*GIVEN PROBLEM*:
Reproduce every entry exactly and leave its pictures out.
■ ■ ■ ■ ■ ■ ■
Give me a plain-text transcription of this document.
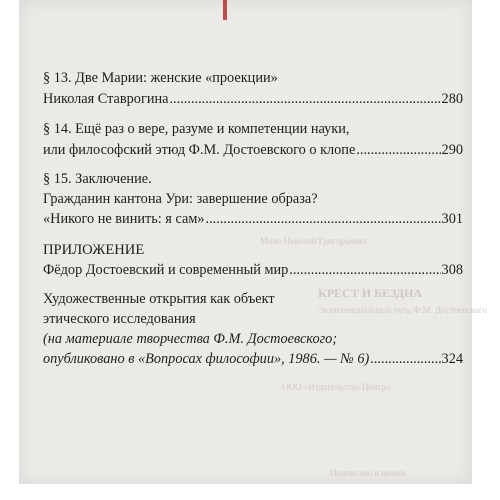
Мико Николай Григорьевич
КРЕСТ И БЕЗДНА
Экзистенциальный путь Ф.М. Достоевского
ООО «Издательство Центр»
Подписано в печать
§ 13. Две Марии: женские «проекции»
Николая Ставрогина .....	280
§ 14. Ещё раз о вере, разуме и компетенции науки,
или философский этюд Ф.М. Достоевского о клопе .....	290
§ 15. Заключение.
Гражданин кантона Ури: завершение образа?
«Никого не винить: я сам» .....	301
ПРИЛОЖЕНИЕ
Фёдор Достоевский и современный мир .....	308
Художественные открытия как объект
этического исследования
(на материале творчества Ф.М. Достоевского;
опубликовано в «Вопросах философии», 1986. — № 6) .....	324
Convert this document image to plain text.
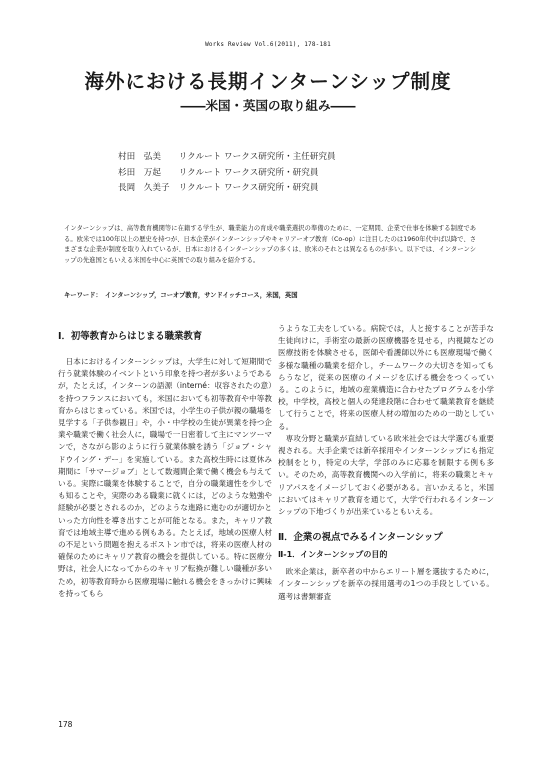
Works Review Vol.6(2011), 178-181
海外における長期インターンシップ制度
――米国・英国の取り組み――
村田　弘美 リクルート ワークス研究所・主任研究員
杉田　万起 リクルート ワークス研究所・研究員
長岡　久美子 リクルート ワークス研究所・研究員
インターンシップは、高等教育機関等に在籍する学生が、職業能力の育成や職業選択の準備のために、一定期間、企業で仕事を体験する制度である。欧米では100年以上の歴史を持つが、日本企業がインターンシップやキャリアーオブ教育（Co-op）に注目したのは1960年代中ば以降で、さまざまな企業が制度を取り入れているが、日本におけるインターンシップの多くは、欧米のそれとは異なるものが多い。以下では、インターンシップの先進国ともいえる米国を中心に英国での取り組みを紹介する。
キーワード：　インターンシップ，コーオプ教育，サンドイッチコース，米国，英国
Ⅰ．初等教育からはじまる職業教育

日本におけるインターンシップは，大学生に対して短期間で行う就業体験のイベントという印象を持つ者が多いようであるが，たとえば，インターンの語源（interné：収容されたの意）を持つフランスにおいても，米国においても初等教育や中等教育からはじまっている。米国では，小学生の子供が親の職場を見学する「子供参観日」や，小・中学校の生徒が異業を持つ企業や職業で働く社会人に，職場で一日密着して主にマンツーマンで，さながら影のように行う就業体験を誘う「ジョブ・シャドウイング・デー」を実施している。また高校生時には夏休み期間に「サマージョブ」として数週間企業で働く機会も与えている。実際に職業を体験することで，自分の職業適性を少しでも知ることや，実際のある職業に就くには，どのような勉強や経験が必要とされるのか，どのような進路に進むのが適切かといった方向性を導き出すことが可能となる。また，キャリア教育では地域主導で進める例もある。たとえば，地域の医療人材の不足という問題を抱えるボストン市では，将来の医療人材の確保のためにキャリア教育の機会を提供している。特に医療分野は，社会人になってからのキャリア転換が難しい職種が多いため，初等教育時から医療現場に触れる機会をきっかけに興味を持ってもら

うような工夫をしている。病院では，人と接することが苦手な生徒向けに，手術室の最新の医療機器を見せる，内視鏡などの医療技術を体験させる，医師や看護師以外にも医療現場で働く多様な職種の職業を紹介し，チームワークの大切さを知ってもらうなど，従来の医療のイメージを広げる機会をつくっている。このように，地域の産業構造に合わせたプログラムを小学校，中学校，高校と個人の発達段階に合わせて職業教育を継続して行うことで，将来の医療人材の増加のための一助としている。

専攻分野と職業が直結している欧米社会では大学選びも重要視される。大手企業では新卒採用やインターンシップにも指定校制をとり，特定の大学，学部のみに応募を制限する例も多い。そのため，高等教育機関への入学前に，将来の職業とキャリアパスをイメージしておく必要がある。言いかえると，米国においてはキャリア教育を通じて，大学で行われるインターンシップの下地づくりが出来ているともいえる。

Ⅱ．企業の視点でみるインターンシップ
Ⅱ-1．インターンシップの目的

欧米企業は，新卒者の中からエリート層を選抜するために，インターンシップを新卒の採用選考の1つの手段としている。選考は書類審査

178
■ ■ ■ ■ ■ ■ ■
*TASK ANSWER*:
Give me a plain-text transcription of this document.
Мико Николай Григорьевич
КРЕСТ И БЕЗДНА
Экзистенциальный путь Ф.М. Достоевского
ООО «Издательство Центр»
Подписано в печать
§ 13. Две Марии: женские «проекции»
Николая Ставрогина .....	280
§ 14. Ещё раз о вере, разуме и компетенции науки,
или философский этюд Ф.М. Достоевского о клопе .....	290
§ 15. Заключение.
Гражданин кантона Ури: завершение образа?
«Никого не винить: я сам» .....	301
ПРИЛОЖЕНИЕ
Фёдор Достоевский и современный мир .....	308
Художественные открытия как объект
этического исследования
(на материале творчества Ф.М. Достоевского;
опубликовано в «Вопросах философии», 1986. — № 6) .....	324
Convert this document image to plain text.
Works Review Vol.6(2011), 178-181
海外における長期インターンシップ制度
――米国・英国の取り組み――
村田　弘美 リクルート ワークス研究所・主任研究員
杉田　万起 リクルート ワークス研究所・研究員
長岡　久美子 リクルート ワークス研究所・研究員
インターンシップは、高等教育機関等に在籍する学生が、職業能力の育成や職業選択の準備のために、一定期間、企業で仕事を体験する制度である。欧米では100年以上の歴史を持つが、日本企業がインターンシップやキャリアーオブ教育（Co-op）に注目したのは1960年代中ば以降で、さまざまな企業が制度を取り入れているが、日本におけるインターンシップの多くは、欧米のそれとは異なるものが多い。以下では、インターンシップの先進国ともいえる米国を中心に英国での取り組みを紹介する。
キーワード：　インターンシップ，コーオプ教育，サンドイッチコース，米国，英国
Ⅰ．初等教育からはじまる職業教育

日本におけるインターンシップは，大学生に対して短期間で行う就業体験のイベントという印象を持つ者が多いようであるが，たとえば，インターンの語源（interné：収容されたの意）を持つフランスにおいても，米国においても初等教育や中等教育からはじまっている。米国では，小学生の子供が親の職場を見学する「子供参観日」や，小・中学校の生徒が異業を持つ企業や職業で働く社会人に，職場で一日密着して主にマンツーマンで，さながら影のように行う就業体験を誘う「ジョブ・シャドウイング・デー」を実施している。また高校生時には夏休み期間に「サマージョブ」として数週間企業で働く機会も与えている。実際に職業を体験することで，自分の職業適性を少しでも知ることや，実際のある職業に就くには，どのような勉強や経験が必要とされるのか，どのような進路に進むのが適切かといった方向性を導き出すことが可能となる。また，キャリア教育では地域主導で進める例もある。たとえば，地域の医療人材の不足という問題を抱えるボストン市では，将来の医療人材の確保のためにキャリア教育の機会を提供している。特に医療分野は，社会人になってからのキャリア転換が難しい職種が多いため，初等教育時から医療現場に触れる機会をきっかけに興味を持ってもら

うような工夫をしている。病院では，人と接することが苦手な生徒向けに，手術室の最新の医療機器を見せる，内視鏡などの医療技術を体験させる，医師や看護師以外にも医療現場で働く多様な職種の職業を紹介し，チームワークの大切さを知ってもらうなど，従来の医療のイメージを広げる機会をつくっている。このように，地域の産業構造に合わせたプログラムを小学校，中学校，高校と個人の発達段階に合わせて職業教育を継続して行うことで，将来の医療人材の増加のための一助としている。

専攻分野と職業が直結している欧米社会では大学選びも重要視される。大手企業では新卒採用やインターンシップにも指定校制をとり，特定の大学，学部のみに応募を制限する例も多い。そのため，高等教育機関への入学前に，将来の職業とキャリアパスをイメージしておく必要がある。言いかえると，米国においてはキャリア教育を通じて，大学で行われるインターンシップの下地づくりが出来ているともいえる。

Ⅱ．企業の視点でみるインターンシップ
Ⅱ-1．インターンシップの目的

欧米企業は，新卒者の中からエリート層を選抜するために，インターンシップを新卒の採用選考の1つの手段としている。選考は書類審査

178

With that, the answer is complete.